Brief — Arrange the part of the records that opens with the line containing "UI element localization: list" and closes with the line containing "Text: K: K [618, 638, 625, 648]" (both lines included) as a two-column CSV with the headers input and output, one row per record. Put each field in quotes with its line breaks turned into spaces, and leave out any pictures.

Material provided —
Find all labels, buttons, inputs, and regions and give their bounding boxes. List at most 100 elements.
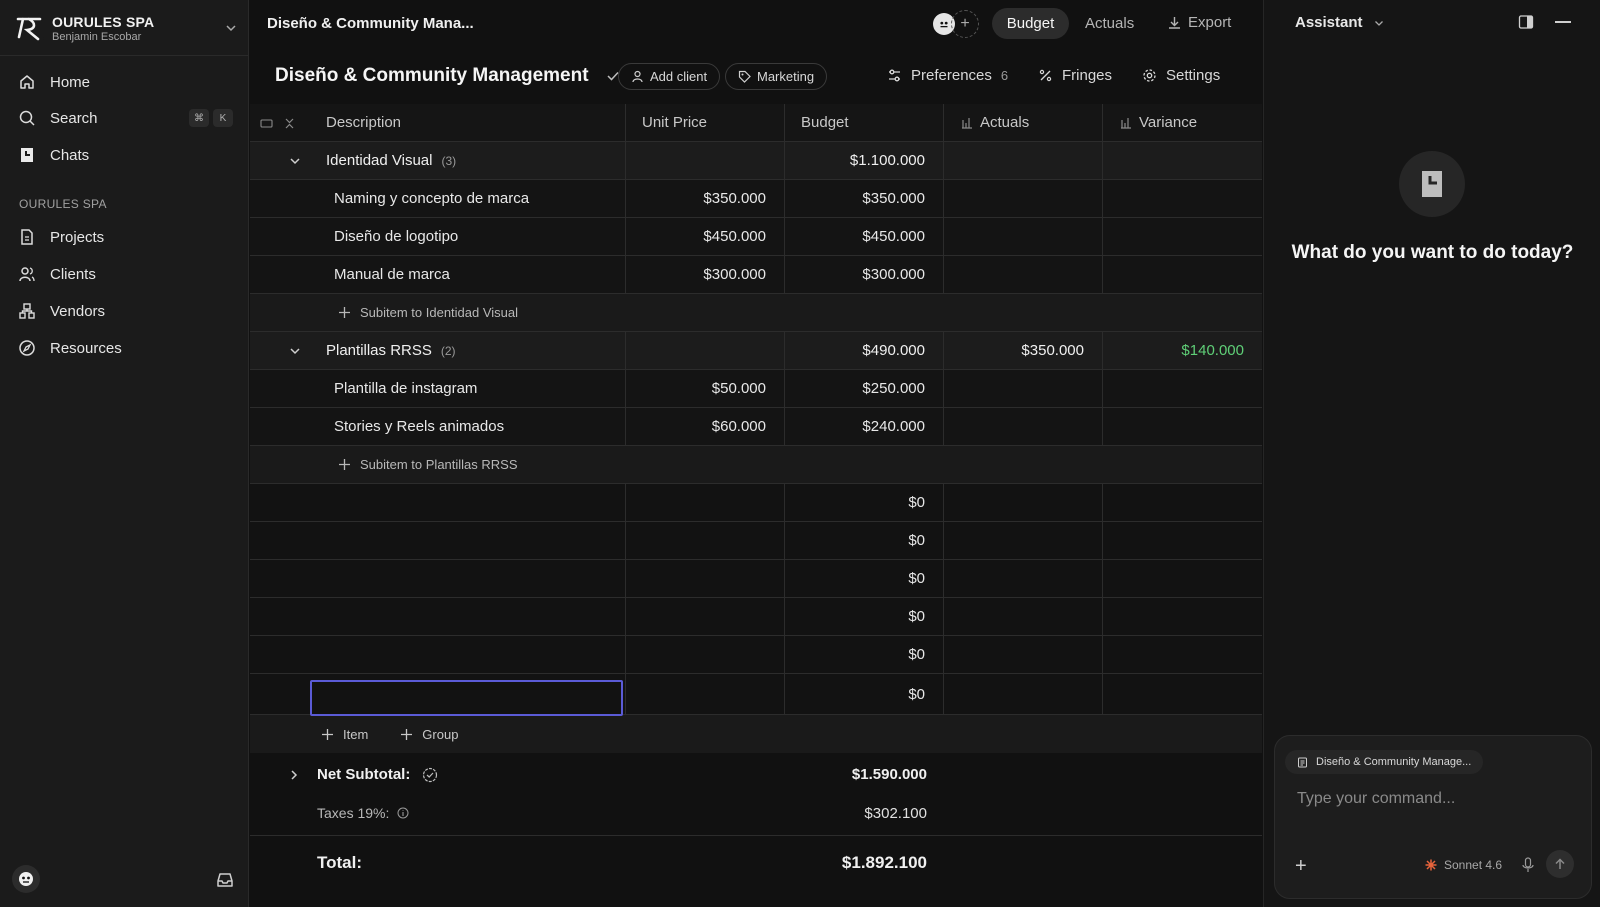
* * *
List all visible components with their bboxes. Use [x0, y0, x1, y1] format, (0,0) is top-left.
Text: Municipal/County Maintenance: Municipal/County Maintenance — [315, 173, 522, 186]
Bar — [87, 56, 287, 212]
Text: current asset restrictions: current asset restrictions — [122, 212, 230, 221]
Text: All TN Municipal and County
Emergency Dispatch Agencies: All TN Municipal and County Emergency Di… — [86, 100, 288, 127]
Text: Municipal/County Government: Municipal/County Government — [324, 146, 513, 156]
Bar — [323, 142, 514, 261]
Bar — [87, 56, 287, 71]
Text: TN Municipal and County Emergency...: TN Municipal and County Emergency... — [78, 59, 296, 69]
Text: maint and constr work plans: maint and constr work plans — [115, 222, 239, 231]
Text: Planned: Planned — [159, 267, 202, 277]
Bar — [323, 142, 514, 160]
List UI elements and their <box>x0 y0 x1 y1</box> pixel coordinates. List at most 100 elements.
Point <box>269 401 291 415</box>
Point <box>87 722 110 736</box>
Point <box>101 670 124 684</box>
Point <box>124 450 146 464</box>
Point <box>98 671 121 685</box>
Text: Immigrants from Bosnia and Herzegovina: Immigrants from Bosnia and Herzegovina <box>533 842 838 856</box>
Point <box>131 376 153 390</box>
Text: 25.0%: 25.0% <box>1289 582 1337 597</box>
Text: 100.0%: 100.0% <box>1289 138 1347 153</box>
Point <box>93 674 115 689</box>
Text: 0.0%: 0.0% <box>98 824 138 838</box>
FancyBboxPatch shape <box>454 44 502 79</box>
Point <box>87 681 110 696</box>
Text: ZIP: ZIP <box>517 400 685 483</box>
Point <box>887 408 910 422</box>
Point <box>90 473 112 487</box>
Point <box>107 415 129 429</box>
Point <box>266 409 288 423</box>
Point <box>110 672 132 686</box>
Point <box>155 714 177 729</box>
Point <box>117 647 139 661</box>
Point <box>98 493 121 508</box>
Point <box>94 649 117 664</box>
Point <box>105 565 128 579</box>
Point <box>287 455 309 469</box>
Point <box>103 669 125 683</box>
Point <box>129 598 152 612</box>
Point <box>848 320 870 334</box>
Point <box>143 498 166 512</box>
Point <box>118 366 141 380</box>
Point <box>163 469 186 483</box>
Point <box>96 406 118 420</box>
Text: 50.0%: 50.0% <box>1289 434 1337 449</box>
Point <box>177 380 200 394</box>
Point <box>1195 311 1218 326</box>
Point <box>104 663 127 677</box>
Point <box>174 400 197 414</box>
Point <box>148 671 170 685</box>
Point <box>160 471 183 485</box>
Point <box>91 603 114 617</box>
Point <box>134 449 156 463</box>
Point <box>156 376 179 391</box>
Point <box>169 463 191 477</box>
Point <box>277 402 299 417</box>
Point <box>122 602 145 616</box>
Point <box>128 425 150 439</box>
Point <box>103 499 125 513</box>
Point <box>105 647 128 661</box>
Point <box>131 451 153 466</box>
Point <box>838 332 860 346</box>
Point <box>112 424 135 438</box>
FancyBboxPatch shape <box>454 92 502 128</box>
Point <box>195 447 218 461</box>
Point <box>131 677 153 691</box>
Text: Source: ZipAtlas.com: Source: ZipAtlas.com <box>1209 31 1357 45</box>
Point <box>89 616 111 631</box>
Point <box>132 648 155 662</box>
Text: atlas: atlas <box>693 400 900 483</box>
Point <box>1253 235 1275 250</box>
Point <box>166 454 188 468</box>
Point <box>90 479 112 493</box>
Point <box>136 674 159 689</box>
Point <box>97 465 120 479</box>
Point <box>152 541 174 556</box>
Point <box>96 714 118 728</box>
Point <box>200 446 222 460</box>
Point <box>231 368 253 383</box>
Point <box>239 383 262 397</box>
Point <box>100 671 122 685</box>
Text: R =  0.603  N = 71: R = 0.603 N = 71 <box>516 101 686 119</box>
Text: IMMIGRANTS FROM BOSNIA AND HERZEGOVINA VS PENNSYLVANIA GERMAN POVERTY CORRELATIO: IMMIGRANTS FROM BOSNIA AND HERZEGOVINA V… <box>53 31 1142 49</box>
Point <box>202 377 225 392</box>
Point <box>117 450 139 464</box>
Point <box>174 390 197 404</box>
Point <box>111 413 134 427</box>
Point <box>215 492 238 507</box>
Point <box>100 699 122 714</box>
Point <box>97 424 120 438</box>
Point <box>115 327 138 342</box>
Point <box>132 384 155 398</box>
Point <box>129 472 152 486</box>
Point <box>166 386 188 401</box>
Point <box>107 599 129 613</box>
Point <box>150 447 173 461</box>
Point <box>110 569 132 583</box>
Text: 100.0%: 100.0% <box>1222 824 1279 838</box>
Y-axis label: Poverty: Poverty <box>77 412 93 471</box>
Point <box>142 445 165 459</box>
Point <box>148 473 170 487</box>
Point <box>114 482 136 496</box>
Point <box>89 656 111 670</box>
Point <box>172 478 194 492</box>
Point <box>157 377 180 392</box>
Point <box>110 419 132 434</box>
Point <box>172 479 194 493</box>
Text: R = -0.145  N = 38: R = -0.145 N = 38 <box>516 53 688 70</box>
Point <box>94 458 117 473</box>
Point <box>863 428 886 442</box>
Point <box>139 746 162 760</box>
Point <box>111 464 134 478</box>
--
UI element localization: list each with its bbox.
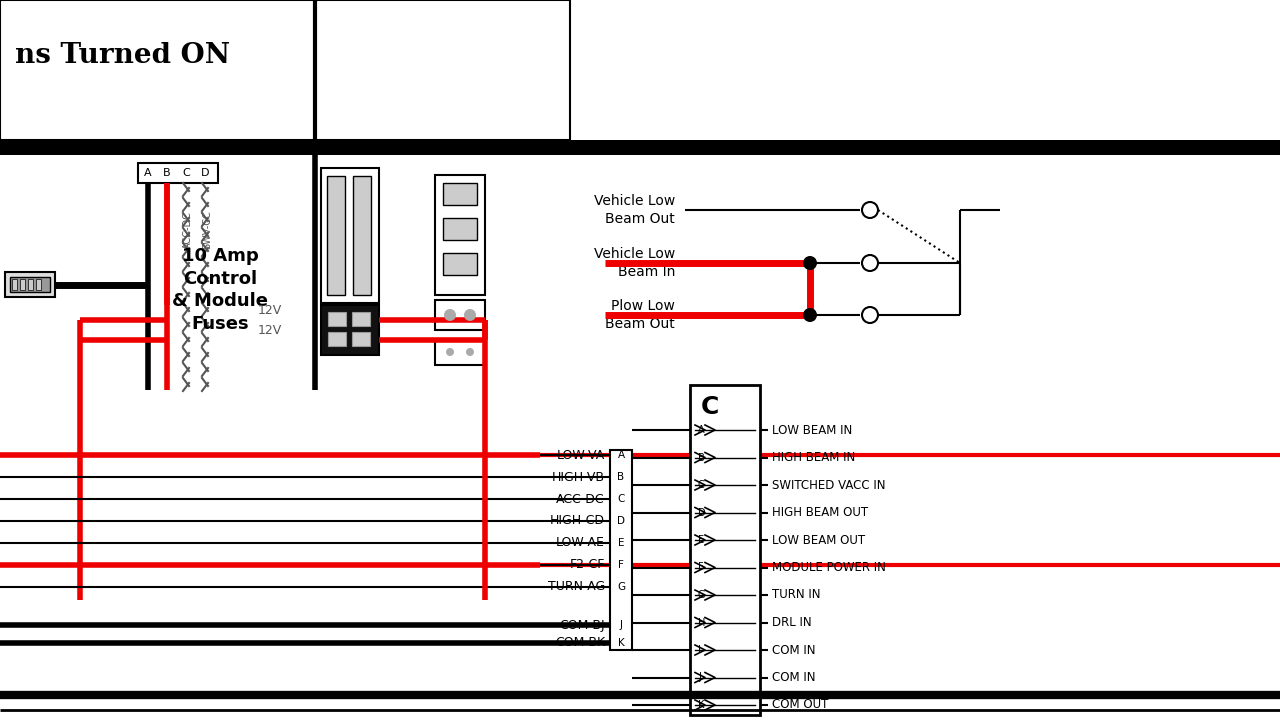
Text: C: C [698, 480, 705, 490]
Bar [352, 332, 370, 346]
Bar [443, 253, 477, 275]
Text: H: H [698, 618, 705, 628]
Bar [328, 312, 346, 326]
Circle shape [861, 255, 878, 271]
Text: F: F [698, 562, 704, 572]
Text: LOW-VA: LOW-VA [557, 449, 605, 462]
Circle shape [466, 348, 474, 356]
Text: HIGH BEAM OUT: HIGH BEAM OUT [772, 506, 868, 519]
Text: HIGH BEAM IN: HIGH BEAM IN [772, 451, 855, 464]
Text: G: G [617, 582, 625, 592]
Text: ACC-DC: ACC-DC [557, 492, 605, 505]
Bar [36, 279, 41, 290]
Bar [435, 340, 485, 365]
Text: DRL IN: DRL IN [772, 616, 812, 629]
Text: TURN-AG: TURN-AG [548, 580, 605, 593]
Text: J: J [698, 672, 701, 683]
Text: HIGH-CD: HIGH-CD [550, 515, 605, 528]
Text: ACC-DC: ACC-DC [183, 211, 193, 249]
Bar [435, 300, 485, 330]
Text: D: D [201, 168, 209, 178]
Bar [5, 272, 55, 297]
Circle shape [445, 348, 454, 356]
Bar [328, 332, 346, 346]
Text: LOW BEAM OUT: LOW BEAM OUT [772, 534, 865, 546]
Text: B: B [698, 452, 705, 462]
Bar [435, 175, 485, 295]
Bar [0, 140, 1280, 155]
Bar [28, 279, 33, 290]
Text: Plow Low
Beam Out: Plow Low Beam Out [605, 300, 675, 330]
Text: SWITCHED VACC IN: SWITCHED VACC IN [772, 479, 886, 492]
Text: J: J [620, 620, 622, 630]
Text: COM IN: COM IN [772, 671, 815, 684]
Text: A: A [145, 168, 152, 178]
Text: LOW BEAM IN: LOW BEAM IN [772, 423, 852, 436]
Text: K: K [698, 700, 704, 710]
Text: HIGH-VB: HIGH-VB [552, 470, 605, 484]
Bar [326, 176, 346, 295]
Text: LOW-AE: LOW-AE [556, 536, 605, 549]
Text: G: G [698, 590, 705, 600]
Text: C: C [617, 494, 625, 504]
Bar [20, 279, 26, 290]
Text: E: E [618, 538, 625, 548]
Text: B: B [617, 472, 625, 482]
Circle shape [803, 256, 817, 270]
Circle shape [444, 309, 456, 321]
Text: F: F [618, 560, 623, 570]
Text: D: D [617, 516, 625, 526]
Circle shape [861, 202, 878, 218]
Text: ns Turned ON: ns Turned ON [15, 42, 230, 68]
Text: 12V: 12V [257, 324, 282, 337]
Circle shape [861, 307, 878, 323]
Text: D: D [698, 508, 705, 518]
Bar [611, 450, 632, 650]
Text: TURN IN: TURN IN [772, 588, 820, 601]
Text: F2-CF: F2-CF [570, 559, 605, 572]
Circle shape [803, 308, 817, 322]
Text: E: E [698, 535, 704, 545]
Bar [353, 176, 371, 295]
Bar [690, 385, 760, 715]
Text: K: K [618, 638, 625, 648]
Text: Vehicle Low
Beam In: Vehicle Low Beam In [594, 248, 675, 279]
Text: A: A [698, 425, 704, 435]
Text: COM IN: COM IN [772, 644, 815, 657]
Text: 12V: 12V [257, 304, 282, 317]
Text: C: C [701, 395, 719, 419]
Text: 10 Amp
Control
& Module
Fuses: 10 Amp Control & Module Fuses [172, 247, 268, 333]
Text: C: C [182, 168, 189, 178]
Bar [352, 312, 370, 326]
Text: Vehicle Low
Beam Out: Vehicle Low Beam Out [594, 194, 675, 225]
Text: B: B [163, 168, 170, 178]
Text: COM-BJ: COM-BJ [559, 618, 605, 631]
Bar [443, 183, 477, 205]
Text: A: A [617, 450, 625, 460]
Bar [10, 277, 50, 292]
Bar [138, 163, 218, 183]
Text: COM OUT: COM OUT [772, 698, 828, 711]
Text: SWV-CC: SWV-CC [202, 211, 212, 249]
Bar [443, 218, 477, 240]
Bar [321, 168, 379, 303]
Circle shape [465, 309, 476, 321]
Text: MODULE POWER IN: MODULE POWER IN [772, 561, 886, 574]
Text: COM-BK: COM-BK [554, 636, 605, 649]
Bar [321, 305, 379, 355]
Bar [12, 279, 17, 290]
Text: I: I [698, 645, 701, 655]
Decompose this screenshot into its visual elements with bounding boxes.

Exercise output —
input,output
"UI element localization: list each with its bbox.","Text: C: C [698, 480, 705, 490] Bar [352, 332, 370, 346] Bar [443, 253, 477, 275] Text: H: H [698, 618, 705, 628] Bar [328, 312, 346, 326] Circle shape [861, 255, 878, 271] Text: F: F [698, 562, 704, 572] Text: LOW-VA: LOW-VA [557, 449, 605, 462] Circle shape [466, 348, 474, 356] Text: HIGH BEAM OUT: HIGH BEAM OUT [772, 506, 868, 519] Text: HIGH BEAM IN: HIGH BEAM IN [772, 451, 855, 464] Text: G: G [617, 582, 625, 592] Text: ACC-DC: ACC-DC [557, 492, 605, 505] Bar [36, 279, 41, 290] Bar [435, 340, 485, 365] Text: DRL IN: DRL IN [772, 616, 812, 629] Text: TURN-AG: TURN-AG [548, 580, 605, 593] Text: J: J [698, 672, 701, 683] Text: HIGH-CD: HIGH-CD [550, 515, 605, 528] Text: ACC-DC: ACC-DC [183, 211, 193, 249] Bar [435, 300, 485, 330] Text: D: D [201, 168, 209, 178] Bar [5, 272, 55, 297] Circle shape [445, 348, 454, 356] Bar [328, 332, 346, 346] Text: LOW BEAM OUT: LOW BEAM OUT [772, 534, 865, 546] Text: B: B [698, 452, 705, 462] Bar [435, 175, 485, 295] Bar [0, 140, 1280, 155] Bar [28, 279, 33, 290] Text: Plow Low Beam Out: Plow Low Beam Out [605, 300, 675, 330] Text: SWITCHED VACC IN: SWITCHED VACC IN [772, 479, 886, 492] Text: J: J [620, 620, 622, 630] Text: COM IN: COM IN [772, 671, 815, 684] Text: A: A [145, 168, 152, 178] Text: LOW BEAM IN: LOW BEAM IN [772, 423, 852, 436] Text: K: K [698, 700, 704, 710] Text: HIGH-VB: HIGH-VB [552, 470, 605, 484] Bar [326, 176, 346, 295] Text: LOW-AE: LOW-AE [556, 536, 605, 549] Text: G: G [698, 590, 705, 600] Text: C: C [617, 494, 625, 504] Bar [20, 279, 26, 290] Text: E: E [618, 538, 625, 548] Text: B: B [617, 472, 625, 482] Circle shape [803, 256, 817, 270] Circle shape [444, 309, 456, 321] Text: F: F [618, 560, 623, 570] Text: D: D [617, 516, 625, 526] Circle shape [861, 202, 878, 218] Text: ns Turned ON: ns Turned ON [15, 42, 230, 68] Text: 12V: 12V [257, 324, 282, 337] Circle shape [861, 307, 878, 323] Text: D: D [698, 508, 705, 518] Bar [611, 450, 632, 650] Text: TURN IN: TURN IN [772, 588, 820, 601] Text: F2-CF: F2-CF [570, 559, 605, 572] Circle shape [803, 308, 817, 322] Text: E: E [698, 535, 704, 545] Bar [353, 176, 371, 295] Bar [690, 385, 760, 715] Text: K: K [618, 638, 625, 648]"